STATED GOAL: Do not include the pictures; repeat the rest of the data exactly.

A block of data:
*****
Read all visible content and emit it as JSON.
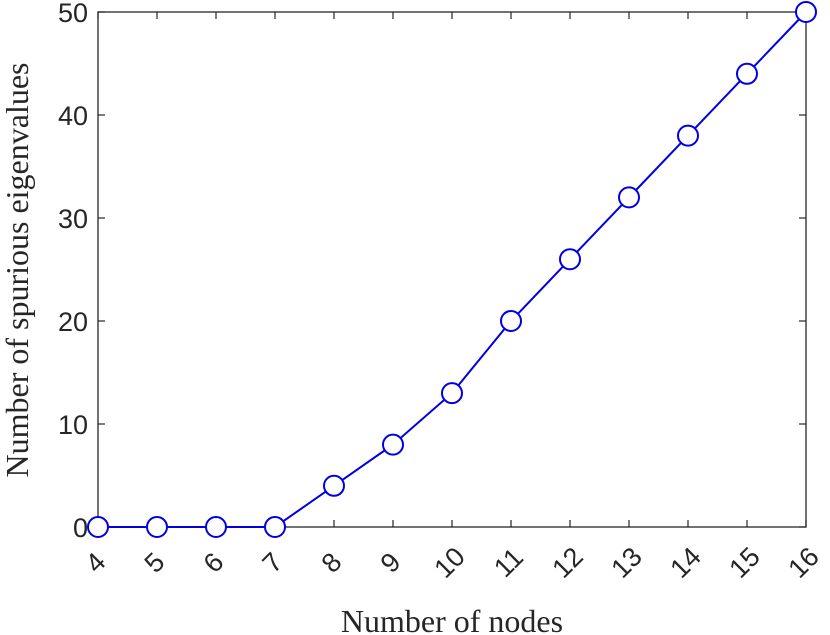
{
  "chart_data": {
    "type": "line",
    "title": "",
    "xlabel": "Number of nodes",
    "ylabel": "Number of spurious eigenvalues",
    "x": [
      4,
      5,
      6,
      7,
      8,
      9,
      10,
      11,
      12,
      13,
      14,
      15,
      16
    ],
    "series": [
      {
        "values": [
          0,
          0,
          0,
          0,
          4,
          8,
          13,
          20,
          26,
          32,
          38,
          44,
          50
        ],
        "color": "#0000e0",
        "marker": "circle"
      }
    ],
    "xticks": [
      "4",
      "5",
      "6",
      "7",
      "8",
      "9",
      "10",
      "11",
      "12",
      "13",
      "14",
      "15",
      "16"
    ],
    "yticks": [
      "0",
      "10",
      "20",
      "30",
      "40",
      "50"
    ],
    "xlim": [
      4,
      16
    ],
    "ylim": [
      0,
      50
    ],
    "grid": false,
    "legend": "none"
  }
}
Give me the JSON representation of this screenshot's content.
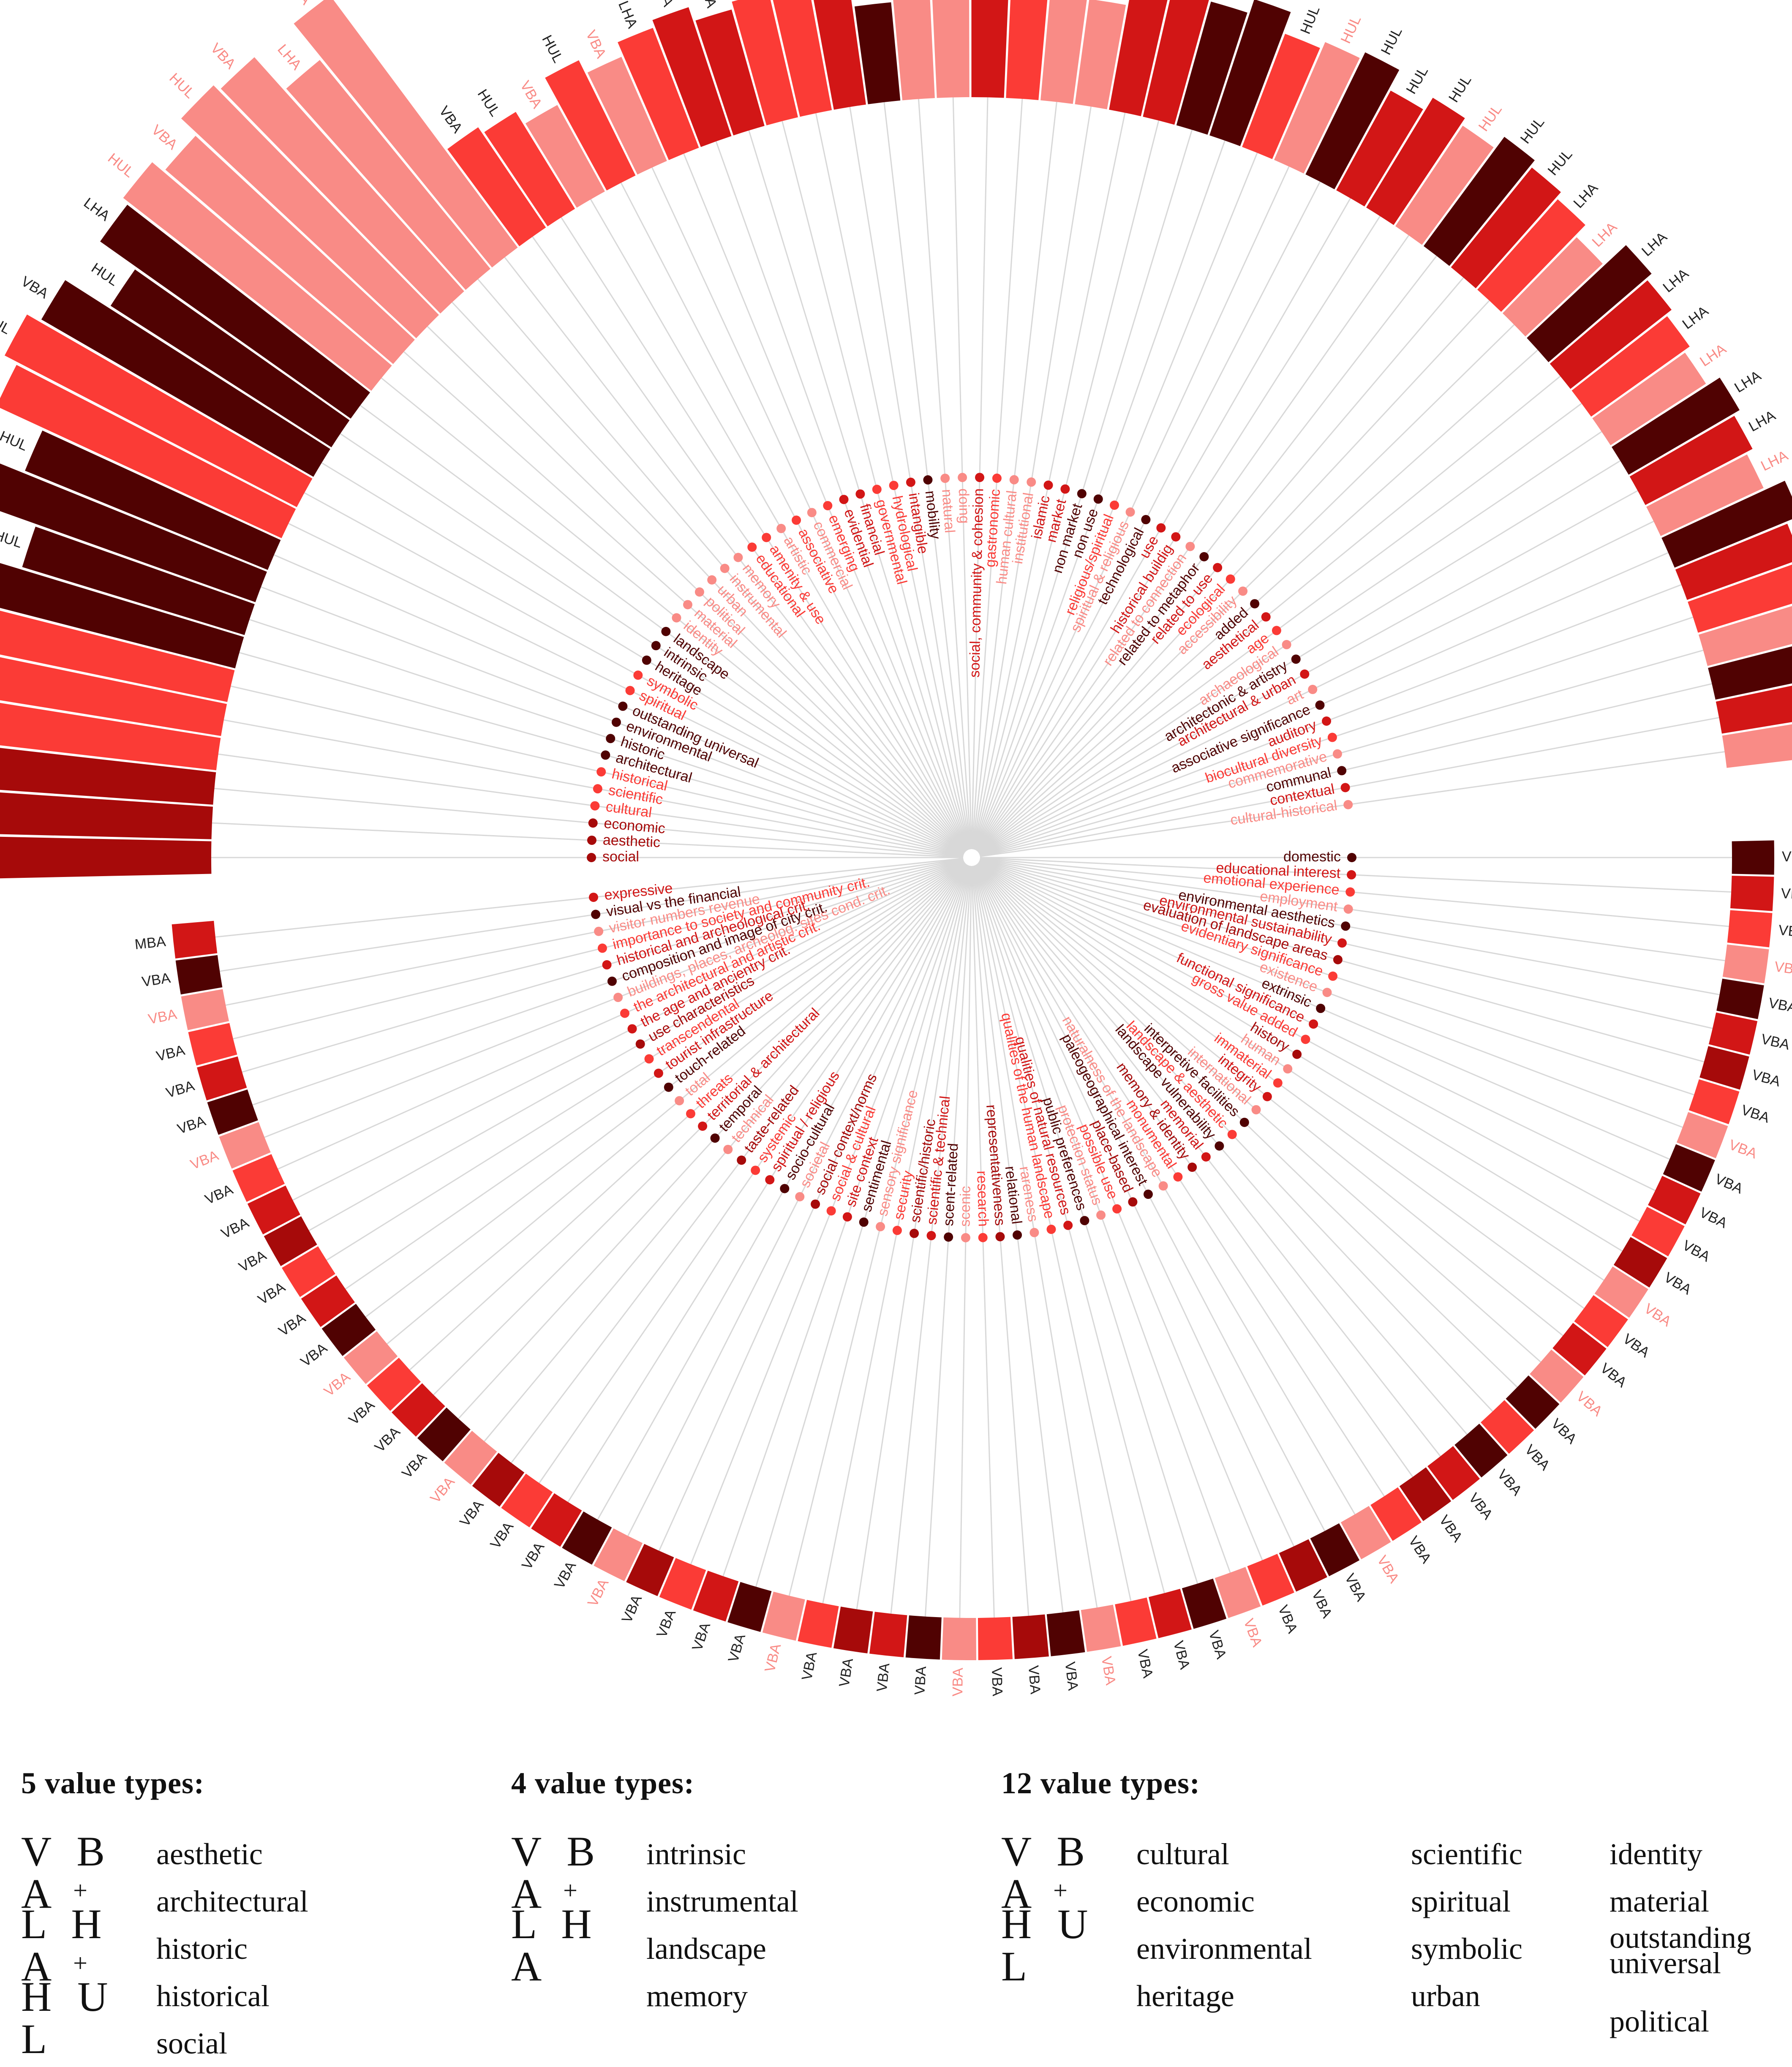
*****
SOLVED PROBLEM:
Read all visible content and emit it as JSON.
{
  "chart_data": {
    "type": "line",
    "title": "",
    "xlabel": "Number of nodes",
    "ylabel": "Number of spurious eigenvalues",
    "x": [
      4,
      5,
      6,
      7,
      8,
      9,
      10,
      11,
      12,
      13,
      14,
      15,
      16
    ],
    "series": [
      {
        "values": [
          0,
          0,
          0,
          0,
          4,
          8,
          13,
          20,
          26,
          32,
          38,
          44,
          50
        ],
        "color": "#0000e0",
        "marker": "circle"
      }
    ],
    "xticks": [
      "4",
      "5",
      "6",
      "7",
      "8",
      "9",
      "10",
      "11",
      "12",
      "13",
      "14",
      "15",
      "16"
    ],
    "yticks": [
      "0",
      "10",
      "20",
      "30",
      "40",
      "50"
    ],
    "xlim": [
      4,
      16
    ],
    "ylim": [
      0,
      50
    ],
    "grid": false,
    "legend": "none"
  }
}
Give me the JSON representation of this screenshot's content.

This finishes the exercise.